A block of data
------------------------------------

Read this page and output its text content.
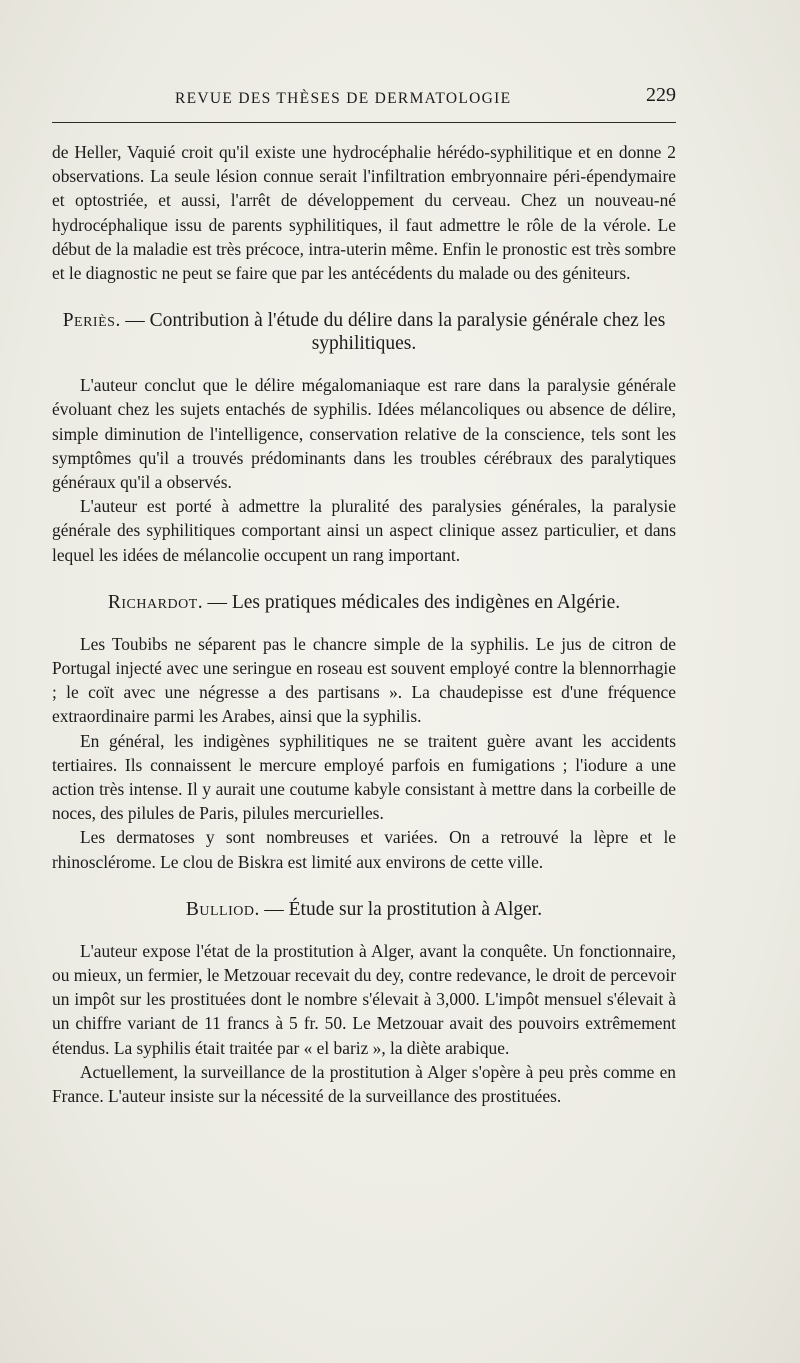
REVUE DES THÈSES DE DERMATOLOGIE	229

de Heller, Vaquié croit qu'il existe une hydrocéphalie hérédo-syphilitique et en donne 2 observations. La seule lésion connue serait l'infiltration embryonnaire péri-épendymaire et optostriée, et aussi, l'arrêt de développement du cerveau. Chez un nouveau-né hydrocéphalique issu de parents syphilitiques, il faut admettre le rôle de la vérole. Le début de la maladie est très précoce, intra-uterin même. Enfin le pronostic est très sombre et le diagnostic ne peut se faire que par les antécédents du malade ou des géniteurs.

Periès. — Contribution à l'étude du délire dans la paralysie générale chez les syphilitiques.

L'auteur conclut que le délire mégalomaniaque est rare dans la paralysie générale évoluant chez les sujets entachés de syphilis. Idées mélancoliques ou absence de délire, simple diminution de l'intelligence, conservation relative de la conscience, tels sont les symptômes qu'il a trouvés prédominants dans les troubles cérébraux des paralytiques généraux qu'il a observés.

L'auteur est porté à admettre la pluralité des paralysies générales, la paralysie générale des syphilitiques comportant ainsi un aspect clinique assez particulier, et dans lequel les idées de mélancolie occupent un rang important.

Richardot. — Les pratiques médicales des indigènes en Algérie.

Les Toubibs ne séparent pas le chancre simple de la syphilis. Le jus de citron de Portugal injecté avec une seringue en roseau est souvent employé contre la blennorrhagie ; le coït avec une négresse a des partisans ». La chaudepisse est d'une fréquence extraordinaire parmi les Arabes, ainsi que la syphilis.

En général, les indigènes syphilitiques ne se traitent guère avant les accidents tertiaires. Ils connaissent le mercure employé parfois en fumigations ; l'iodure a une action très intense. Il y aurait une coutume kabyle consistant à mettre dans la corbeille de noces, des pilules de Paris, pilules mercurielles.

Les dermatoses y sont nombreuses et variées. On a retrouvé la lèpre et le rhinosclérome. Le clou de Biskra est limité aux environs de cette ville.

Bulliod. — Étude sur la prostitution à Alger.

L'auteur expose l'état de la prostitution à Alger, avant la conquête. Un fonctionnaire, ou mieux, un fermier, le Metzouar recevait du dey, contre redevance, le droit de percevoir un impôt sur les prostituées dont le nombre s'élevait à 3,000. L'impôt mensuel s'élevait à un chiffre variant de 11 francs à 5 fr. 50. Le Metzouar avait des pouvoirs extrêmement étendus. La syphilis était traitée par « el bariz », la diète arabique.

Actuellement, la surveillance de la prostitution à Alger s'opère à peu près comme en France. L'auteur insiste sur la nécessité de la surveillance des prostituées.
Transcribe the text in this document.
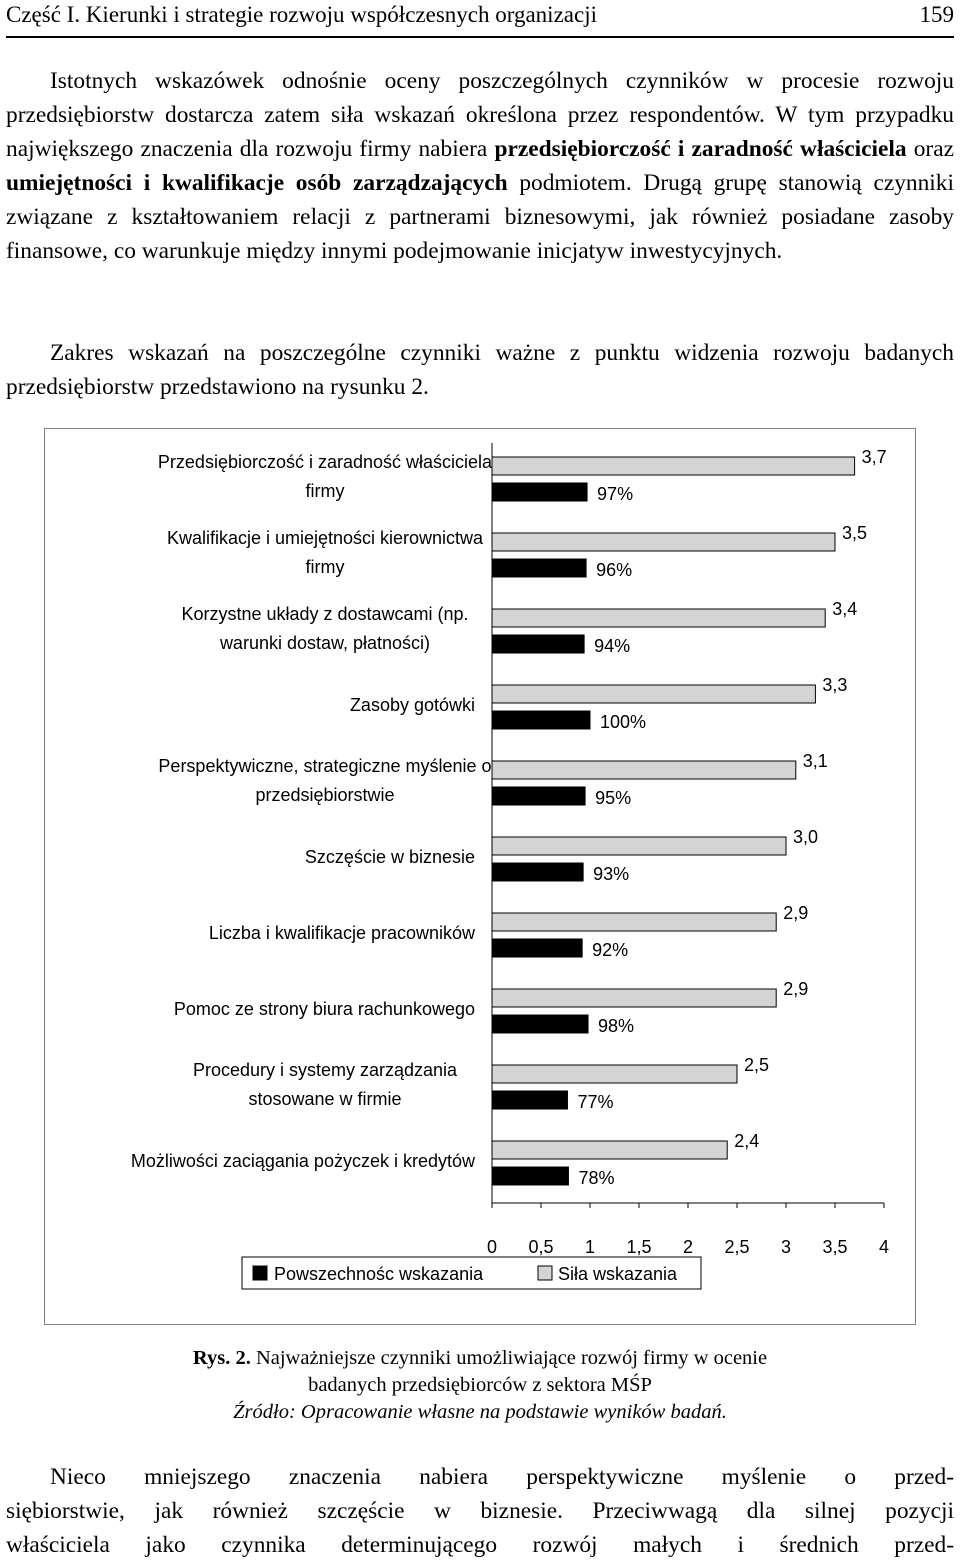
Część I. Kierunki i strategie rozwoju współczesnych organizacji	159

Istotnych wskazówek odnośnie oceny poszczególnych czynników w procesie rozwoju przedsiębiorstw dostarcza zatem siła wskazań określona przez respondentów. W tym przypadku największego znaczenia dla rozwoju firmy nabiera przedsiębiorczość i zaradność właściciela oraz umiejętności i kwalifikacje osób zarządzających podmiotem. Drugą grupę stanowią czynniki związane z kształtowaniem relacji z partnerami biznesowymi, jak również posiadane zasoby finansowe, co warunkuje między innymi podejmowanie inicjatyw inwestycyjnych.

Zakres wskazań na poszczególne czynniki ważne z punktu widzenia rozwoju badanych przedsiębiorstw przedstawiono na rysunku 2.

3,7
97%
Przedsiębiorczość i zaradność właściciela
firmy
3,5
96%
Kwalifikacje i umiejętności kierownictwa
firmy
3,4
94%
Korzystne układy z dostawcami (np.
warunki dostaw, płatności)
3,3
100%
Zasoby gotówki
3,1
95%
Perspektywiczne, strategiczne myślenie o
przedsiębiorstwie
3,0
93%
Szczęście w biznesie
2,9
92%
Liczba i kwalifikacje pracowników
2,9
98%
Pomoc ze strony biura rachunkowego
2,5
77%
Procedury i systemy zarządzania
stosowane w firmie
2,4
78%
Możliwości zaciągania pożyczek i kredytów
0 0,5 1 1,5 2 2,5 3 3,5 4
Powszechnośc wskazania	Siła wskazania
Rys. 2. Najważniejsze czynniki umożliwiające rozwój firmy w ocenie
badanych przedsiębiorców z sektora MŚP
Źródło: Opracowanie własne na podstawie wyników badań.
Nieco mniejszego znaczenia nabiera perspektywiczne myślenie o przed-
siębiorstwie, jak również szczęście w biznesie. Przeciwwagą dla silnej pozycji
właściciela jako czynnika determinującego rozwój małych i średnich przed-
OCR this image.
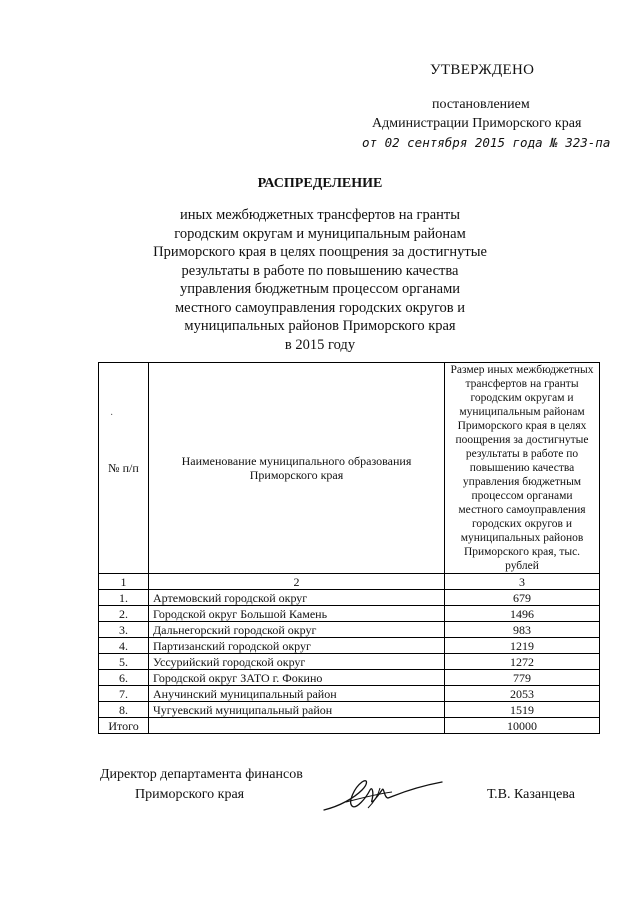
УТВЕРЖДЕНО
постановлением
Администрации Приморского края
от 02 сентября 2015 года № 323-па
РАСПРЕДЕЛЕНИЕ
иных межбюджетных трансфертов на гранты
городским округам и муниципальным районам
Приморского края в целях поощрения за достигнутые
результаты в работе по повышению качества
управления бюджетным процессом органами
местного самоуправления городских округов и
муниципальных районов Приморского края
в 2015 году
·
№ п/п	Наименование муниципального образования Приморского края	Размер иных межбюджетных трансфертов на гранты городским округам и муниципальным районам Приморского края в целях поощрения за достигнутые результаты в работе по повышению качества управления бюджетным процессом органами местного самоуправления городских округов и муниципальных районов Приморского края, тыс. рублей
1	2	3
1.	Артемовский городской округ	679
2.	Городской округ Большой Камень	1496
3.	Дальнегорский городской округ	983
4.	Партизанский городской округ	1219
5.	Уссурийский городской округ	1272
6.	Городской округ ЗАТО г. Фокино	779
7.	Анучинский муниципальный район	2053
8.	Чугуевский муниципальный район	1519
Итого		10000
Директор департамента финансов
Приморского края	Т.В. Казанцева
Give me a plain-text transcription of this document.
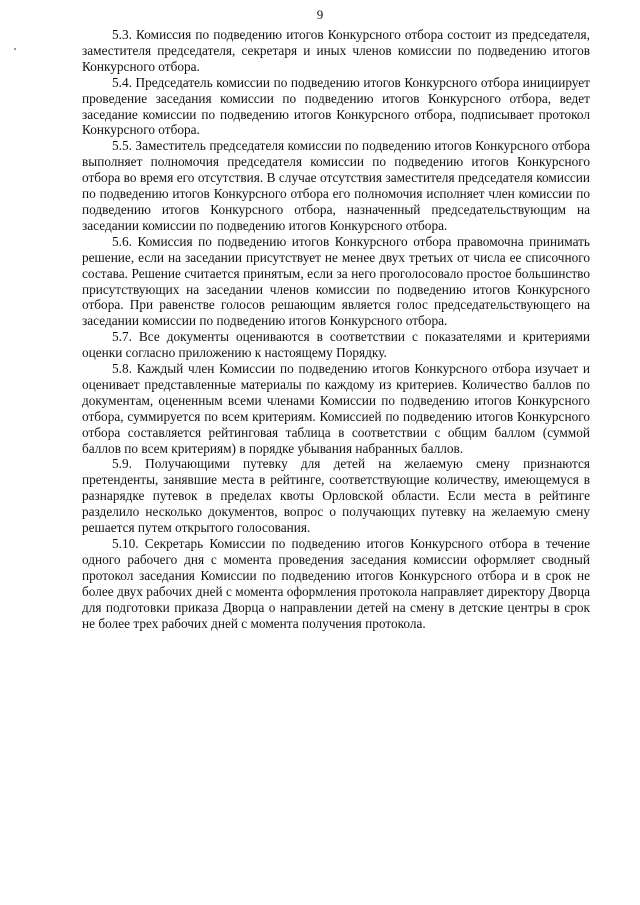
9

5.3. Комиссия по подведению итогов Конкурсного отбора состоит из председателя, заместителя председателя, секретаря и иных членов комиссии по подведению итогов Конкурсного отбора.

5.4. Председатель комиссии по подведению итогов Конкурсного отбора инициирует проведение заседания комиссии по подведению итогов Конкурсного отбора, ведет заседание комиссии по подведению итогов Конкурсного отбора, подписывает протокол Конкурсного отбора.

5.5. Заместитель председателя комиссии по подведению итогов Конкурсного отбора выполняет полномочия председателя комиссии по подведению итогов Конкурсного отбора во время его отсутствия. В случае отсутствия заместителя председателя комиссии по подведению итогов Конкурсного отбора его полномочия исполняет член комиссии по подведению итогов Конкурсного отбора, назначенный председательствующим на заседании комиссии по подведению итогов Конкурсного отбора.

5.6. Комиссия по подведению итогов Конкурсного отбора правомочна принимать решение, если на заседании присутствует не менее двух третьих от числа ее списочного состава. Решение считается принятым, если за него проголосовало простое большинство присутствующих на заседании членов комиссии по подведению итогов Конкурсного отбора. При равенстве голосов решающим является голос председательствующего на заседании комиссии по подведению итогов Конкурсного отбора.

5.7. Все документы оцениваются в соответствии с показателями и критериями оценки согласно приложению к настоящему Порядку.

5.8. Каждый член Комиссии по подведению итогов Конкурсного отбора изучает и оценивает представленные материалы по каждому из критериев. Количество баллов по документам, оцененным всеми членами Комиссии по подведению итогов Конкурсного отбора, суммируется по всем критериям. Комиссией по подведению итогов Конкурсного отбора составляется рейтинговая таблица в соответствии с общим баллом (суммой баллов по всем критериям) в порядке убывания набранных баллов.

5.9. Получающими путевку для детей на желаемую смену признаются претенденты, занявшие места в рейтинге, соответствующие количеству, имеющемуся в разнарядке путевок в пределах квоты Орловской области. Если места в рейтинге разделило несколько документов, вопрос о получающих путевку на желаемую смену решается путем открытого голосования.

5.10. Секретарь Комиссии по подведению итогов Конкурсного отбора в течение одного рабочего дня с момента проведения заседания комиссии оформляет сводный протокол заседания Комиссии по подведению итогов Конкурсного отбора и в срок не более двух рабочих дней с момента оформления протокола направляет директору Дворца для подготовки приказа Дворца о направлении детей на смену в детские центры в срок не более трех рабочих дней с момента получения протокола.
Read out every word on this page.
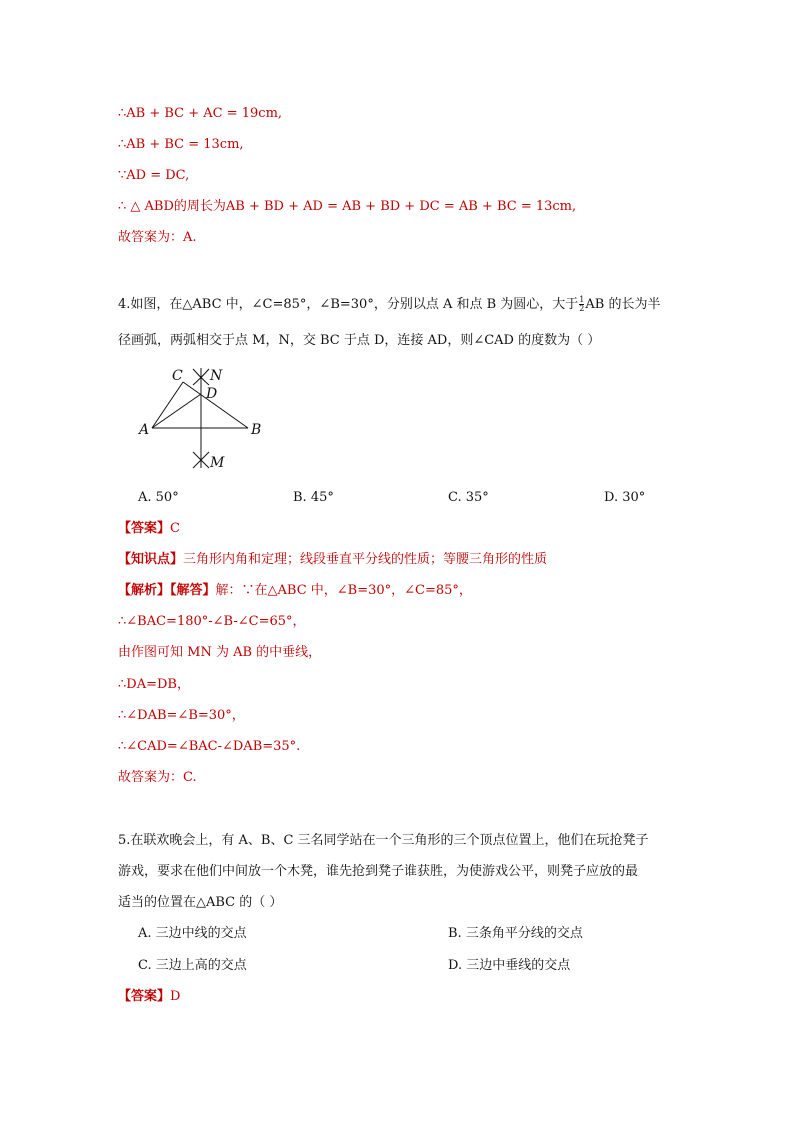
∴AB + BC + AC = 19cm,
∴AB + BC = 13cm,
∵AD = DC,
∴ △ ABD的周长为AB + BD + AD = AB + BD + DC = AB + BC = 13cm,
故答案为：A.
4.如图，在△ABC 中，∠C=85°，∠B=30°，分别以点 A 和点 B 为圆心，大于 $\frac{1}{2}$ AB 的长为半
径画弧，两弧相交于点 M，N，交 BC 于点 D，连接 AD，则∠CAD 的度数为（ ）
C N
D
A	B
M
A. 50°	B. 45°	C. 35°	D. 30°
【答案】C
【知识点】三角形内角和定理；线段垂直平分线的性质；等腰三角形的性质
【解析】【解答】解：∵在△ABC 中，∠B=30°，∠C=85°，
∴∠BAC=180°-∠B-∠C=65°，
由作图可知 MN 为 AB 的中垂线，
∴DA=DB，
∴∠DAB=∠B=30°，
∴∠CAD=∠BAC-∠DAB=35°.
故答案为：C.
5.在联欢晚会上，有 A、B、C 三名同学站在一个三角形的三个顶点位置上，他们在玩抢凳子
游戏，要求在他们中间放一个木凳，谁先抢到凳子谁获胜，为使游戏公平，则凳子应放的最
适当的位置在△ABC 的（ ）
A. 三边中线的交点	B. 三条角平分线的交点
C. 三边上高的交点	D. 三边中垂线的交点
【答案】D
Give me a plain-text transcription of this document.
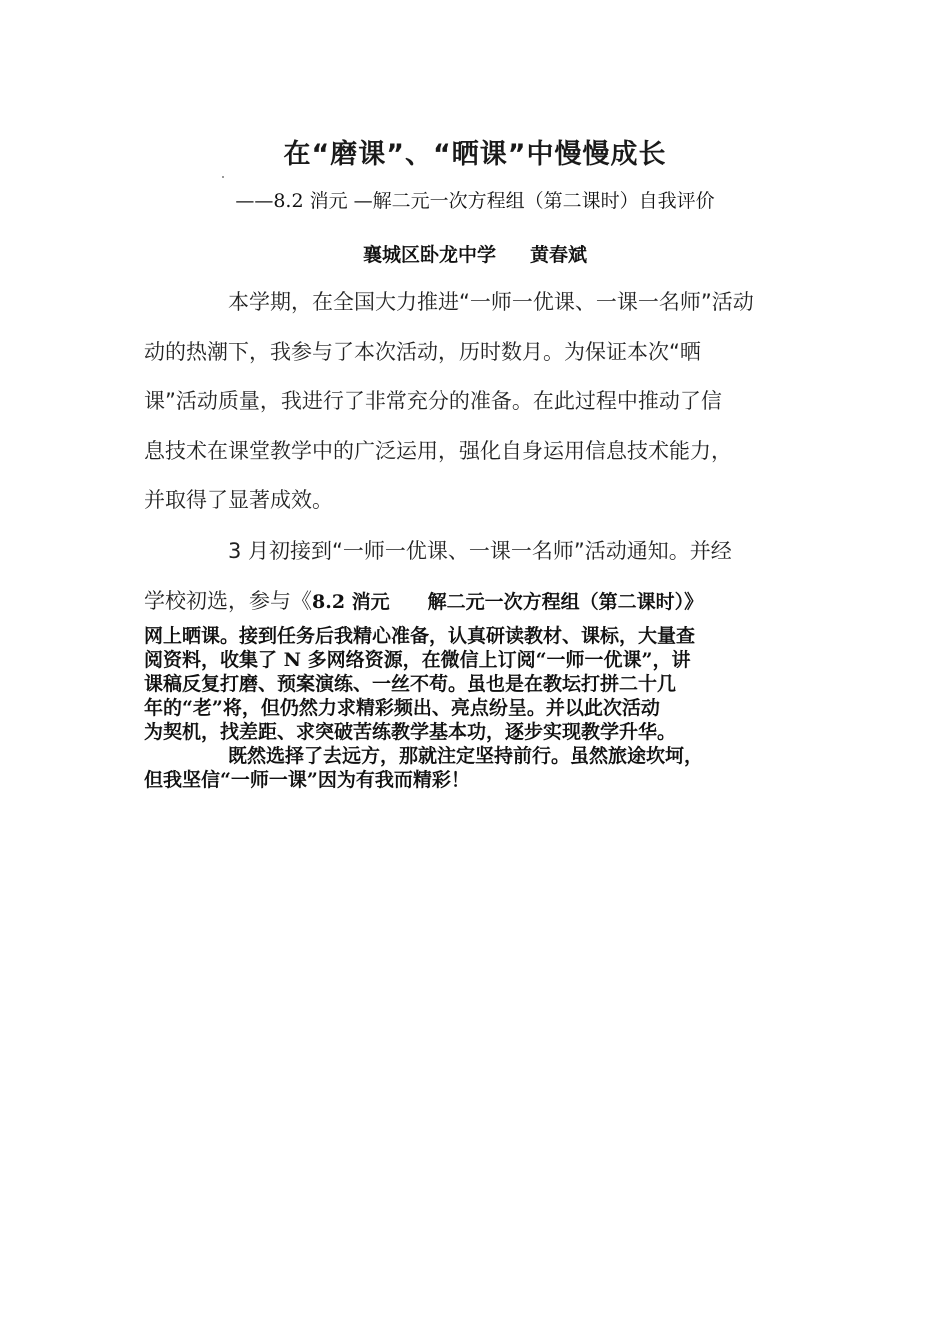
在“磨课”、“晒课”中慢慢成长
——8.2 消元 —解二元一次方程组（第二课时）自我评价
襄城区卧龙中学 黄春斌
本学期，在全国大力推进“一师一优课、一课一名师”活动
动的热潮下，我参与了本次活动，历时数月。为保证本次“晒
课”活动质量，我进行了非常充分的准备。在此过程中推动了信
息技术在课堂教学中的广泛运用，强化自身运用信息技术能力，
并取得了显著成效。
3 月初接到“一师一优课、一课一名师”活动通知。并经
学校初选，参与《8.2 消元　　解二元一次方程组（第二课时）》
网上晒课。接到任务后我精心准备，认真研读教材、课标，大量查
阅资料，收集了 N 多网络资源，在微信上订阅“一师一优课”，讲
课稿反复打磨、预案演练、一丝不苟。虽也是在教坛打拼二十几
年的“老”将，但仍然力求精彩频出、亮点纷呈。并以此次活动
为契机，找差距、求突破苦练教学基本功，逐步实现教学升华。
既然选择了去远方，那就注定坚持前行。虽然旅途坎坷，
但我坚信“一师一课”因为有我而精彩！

------------------------------------

Task to complete:
Give the count of lines in the data above that hold the string "this", with no additional words.

Complete output:
6